:: GIVEN INFORMATION ::
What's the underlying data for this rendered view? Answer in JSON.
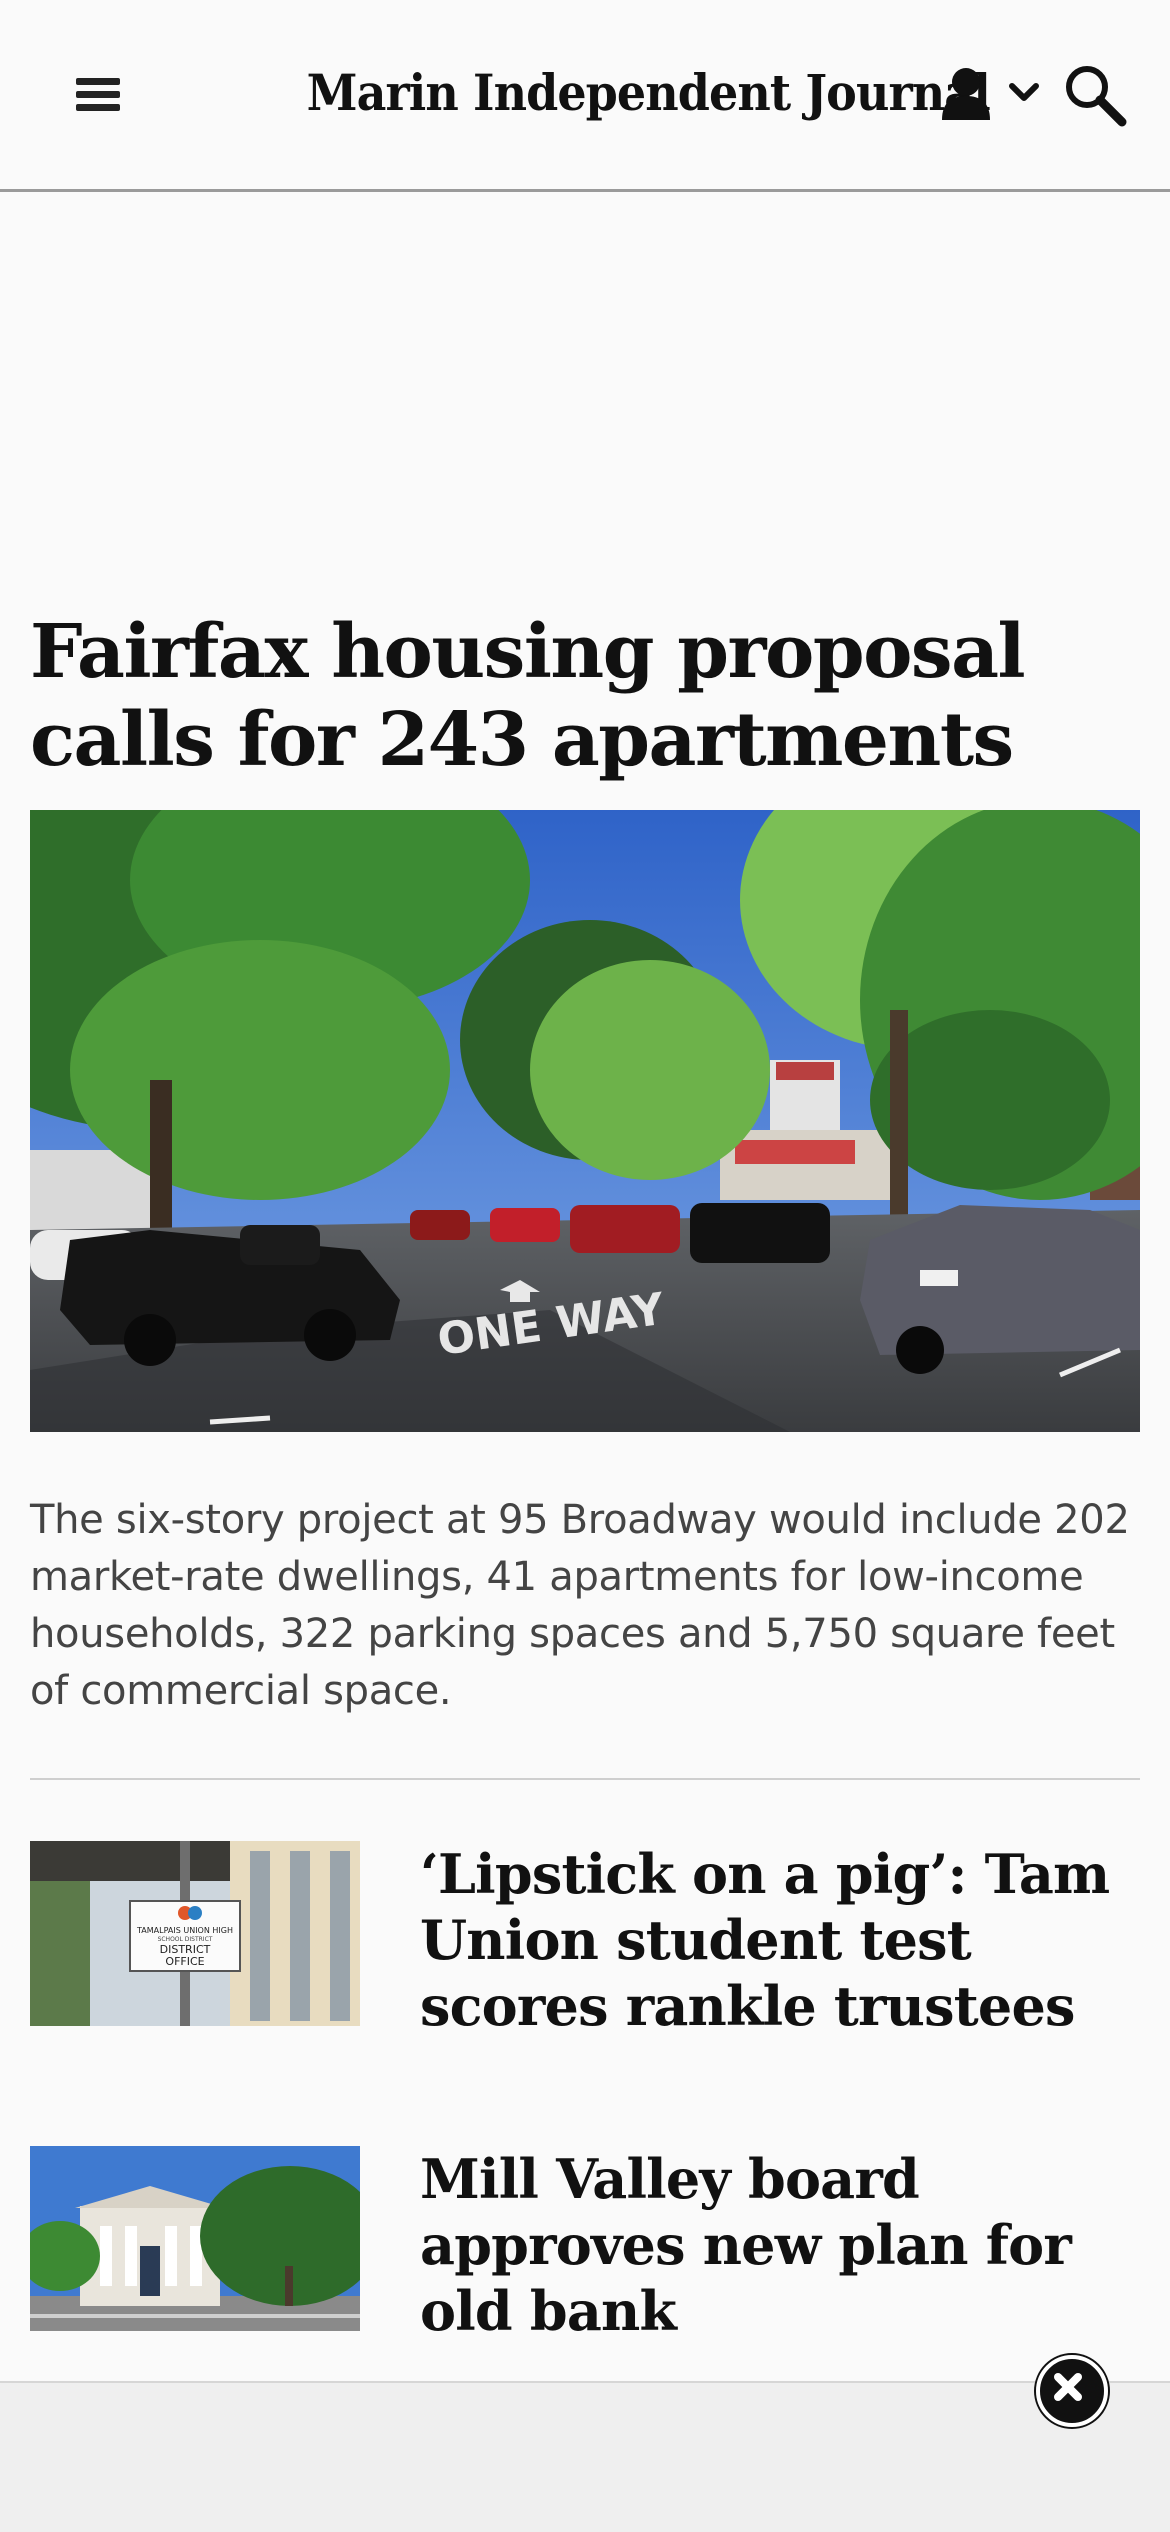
{
  "header": {
    "logo_text": "Marin Independent Journal",
    "menu_icon": "hamburger-menu-icon",
    "user_icon": "user-icon",
    "user_chevron_icon": "chevron-down-icon",
    "search_icon": "search-icon"
  },
  "article": {
    "headline": "Fairfax housing proposal calls for 243 apartments",
    "caption": "The six-story project at 95 Broadway would include 202 market-rate dwellings, 41 apartments for low-income households, 322 parking spaces and 5,750 square feet of commercial space.",
    "photo_road_text": "ONE WAY"
  },
  "related_stories": [
    {
      "title": "‘Lipstick on a pig’: Tam Union student test scores rankle trustees",
      "thumb_sign_lines": [
        "TAMALPAIS UNION HIGH",
        "SCHOOL DISTRICT",
        "DISTRICT",
        "OFFICE"
      ]
    },
    {
      "title": "Mill Valley board approves new plan for old bank"
    }
  ],
  "ad": {
    "close_icon": "close-icon"
  },
  "colors": {
    "background": "#fafafa",
    "text": "#111111",
    "caption_text": "#444444",
    "divider": "#cfcfcf",
    "ad_bar": "#efefef"
  }
}
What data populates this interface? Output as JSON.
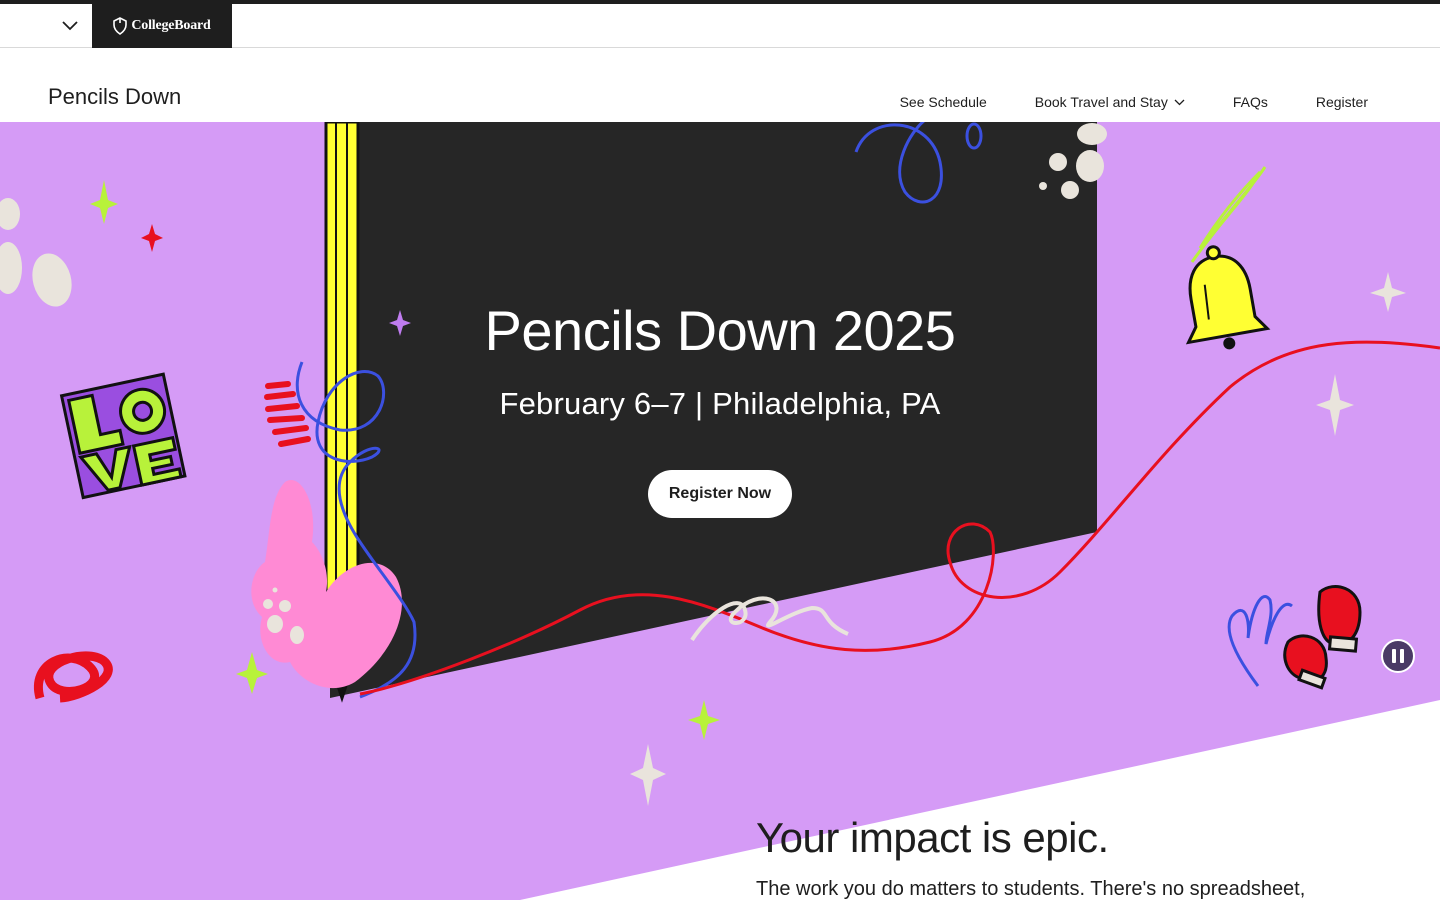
:::
● **REQUIRED TASK**
Pick out, from the lines above, every one that contains the string "data".

● **ANSWER TO THIS PROBLEM**
What's the underlying data for this rendered view? Answer in JSON.
What data populates this interface? Output as JSON.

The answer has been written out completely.